• _Set exercise_: Your task is to filter the data below down to the lines holding "Trần".

• _Provided data_:
################

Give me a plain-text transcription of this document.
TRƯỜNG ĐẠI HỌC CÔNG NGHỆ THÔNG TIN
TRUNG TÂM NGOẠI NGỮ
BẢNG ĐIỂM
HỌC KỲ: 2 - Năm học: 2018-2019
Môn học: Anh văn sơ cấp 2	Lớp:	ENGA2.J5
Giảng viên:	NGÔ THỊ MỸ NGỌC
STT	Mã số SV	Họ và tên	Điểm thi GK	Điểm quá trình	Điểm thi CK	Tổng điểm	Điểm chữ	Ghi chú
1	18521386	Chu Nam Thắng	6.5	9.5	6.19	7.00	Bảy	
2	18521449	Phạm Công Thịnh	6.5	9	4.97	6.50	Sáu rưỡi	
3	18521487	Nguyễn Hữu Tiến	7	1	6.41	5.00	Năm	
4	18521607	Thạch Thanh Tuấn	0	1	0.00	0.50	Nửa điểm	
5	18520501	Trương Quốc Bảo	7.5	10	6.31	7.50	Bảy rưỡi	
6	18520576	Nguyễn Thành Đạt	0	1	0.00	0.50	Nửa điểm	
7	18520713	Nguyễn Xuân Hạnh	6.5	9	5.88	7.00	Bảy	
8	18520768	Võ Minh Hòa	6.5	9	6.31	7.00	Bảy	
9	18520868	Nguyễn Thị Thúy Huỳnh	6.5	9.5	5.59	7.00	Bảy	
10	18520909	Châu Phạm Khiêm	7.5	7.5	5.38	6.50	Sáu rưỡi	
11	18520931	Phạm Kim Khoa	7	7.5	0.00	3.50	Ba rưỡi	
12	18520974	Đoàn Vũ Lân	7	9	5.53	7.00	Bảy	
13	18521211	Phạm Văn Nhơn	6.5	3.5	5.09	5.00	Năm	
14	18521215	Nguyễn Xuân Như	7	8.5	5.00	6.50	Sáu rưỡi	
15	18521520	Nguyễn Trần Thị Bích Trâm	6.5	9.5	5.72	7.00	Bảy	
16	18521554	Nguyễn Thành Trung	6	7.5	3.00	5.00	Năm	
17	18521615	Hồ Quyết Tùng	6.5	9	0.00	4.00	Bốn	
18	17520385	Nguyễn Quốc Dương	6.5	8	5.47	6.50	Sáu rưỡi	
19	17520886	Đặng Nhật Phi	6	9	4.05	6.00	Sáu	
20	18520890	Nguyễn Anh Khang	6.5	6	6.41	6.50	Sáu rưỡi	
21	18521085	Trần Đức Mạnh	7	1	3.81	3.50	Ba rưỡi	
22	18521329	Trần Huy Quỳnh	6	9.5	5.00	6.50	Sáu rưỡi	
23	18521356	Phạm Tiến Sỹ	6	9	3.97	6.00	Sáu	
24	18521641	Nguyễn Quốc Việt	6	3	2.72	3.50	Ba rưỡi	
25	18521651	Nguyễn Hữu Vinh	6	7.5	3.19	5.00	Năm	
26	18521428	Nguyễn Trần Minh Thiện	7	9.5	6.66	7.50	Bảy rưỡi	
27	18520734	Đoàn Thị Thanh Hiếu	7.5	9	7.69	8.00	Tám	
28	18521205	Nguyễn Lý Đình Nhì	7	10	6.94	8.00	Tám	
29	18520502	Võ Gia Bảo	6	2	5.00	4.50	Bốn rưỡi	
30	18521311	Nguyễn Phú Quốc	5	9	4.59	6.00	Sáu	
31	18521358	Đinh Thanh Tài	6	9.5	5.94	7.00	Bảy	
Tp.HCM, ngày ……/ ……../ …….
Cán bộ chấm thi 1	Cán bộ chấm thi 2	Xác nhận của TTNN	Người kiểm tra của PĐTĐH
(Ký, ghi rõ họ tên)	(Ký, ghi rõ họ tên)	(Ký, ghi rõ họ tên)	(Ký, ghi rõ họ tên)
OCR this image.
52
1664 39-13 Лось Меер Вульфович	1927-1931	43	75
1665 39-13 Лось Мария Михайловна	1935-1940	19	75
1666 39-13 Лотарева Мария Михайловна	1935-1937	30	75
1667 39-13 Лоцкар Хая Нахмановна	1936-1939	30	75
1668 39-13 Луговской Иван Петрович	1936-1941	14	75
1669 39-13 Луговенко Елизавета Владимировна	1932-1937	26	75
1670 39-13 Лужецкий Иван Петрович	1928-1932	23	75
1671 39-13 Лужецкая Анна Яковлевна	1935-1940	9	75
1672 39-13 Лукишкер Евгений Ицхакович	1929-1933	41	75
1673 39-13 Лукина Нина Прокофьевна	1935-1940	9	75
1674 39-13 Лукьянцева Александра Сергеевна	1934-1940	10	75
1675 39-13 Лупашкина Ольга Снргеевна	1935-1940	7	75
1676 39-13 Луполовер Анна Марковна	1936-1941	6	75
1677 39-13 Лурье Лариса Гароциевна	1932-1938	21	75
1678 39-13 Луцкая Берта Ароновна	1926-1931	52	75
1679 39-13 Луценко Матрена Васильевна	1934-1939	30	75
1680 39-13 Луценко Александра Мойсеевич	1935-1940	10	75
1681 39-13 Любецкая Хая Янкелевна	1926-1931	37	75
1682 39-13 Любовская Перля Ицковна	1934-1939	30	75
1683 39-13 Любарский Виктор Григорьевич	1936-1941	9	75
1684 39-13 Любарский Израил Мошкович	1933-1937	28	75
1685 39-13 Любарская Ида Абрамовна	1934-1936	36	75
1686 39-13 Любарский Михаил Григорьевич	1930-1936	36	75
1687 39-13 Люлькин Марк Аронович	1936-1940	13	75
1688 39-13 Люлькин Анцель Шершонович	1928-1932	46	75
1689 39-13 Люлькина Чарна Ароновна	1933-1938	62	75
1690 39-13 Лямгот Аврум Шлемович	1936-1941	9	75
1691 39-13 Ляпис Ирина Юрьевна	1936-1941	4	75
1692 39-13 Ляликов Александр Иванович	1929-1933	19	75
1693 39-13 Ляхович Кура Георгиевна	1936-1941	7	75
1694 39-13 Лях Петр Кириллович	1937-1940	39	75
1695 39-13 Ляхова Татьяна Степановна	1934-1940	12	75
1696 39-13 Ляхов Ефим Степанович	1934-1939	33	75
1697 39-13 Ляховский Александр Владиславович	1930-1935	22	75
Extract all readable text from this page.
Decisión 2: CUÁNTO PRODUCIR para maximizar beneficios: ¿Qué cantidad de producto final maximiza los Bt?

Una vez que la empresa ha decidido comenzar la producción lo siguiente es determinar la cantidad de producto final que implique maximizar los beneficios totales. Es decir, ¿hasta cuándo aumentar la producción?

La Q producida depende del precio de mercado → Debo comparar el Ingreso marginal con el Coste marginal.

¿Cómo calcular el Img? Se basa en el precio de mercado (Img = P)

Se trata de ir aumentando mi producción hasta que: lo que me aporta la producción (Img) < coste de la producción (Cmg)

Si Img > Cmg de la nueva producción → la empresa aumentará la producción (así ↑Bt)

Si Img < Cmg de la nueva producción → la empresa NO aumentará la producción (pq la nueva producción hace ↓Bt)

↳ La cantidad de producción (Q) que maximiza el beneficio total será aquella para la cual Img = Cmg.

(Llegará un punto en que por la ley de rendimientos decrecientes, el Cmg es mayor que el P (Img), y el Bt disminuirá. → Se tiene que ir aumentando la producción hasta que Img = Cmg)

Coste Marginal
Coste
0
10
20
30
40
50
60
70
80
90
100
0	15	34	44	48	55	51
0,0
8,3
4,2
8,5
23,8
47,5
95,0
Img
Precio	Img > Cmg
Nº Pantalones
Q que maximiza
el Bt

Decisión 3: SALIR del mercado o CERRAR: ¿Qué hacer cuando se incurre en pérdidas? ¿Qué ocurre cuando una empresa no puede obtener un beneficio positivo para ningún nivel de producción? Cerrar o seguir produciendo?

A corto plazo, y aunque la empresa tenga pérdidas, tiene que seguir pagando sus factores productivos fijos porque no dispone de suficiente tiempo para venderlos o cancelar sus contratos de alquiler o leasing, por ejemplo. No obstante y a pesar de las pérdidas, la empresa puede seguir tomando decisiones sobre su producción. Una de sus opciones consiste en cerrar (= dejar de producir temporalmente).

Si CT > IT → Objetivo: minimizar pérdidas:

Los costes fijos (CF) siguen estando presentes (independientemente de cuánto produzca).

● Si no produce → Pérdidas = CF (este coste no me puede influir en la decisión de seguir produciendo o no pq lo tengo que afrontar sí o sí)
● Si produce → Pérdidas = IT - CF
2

################

• _Written answer_:
15	18521520	Nguyễn Trần Thị Bích Trâm	6.5	9.5	5.72	7.00	Bảy	
21	18521085	Trần Đức Mạnh	7	1	3.81	3.50	Ba rưỡi	
22	18521329	Trần Huy Quỳnh	6	9.5	5.00	6.50	Sáu rưỡi	
26	18521428	Nguyễn Trần Minh Thiện	7	9.5	6.66	7.50	Bảy rưỡi	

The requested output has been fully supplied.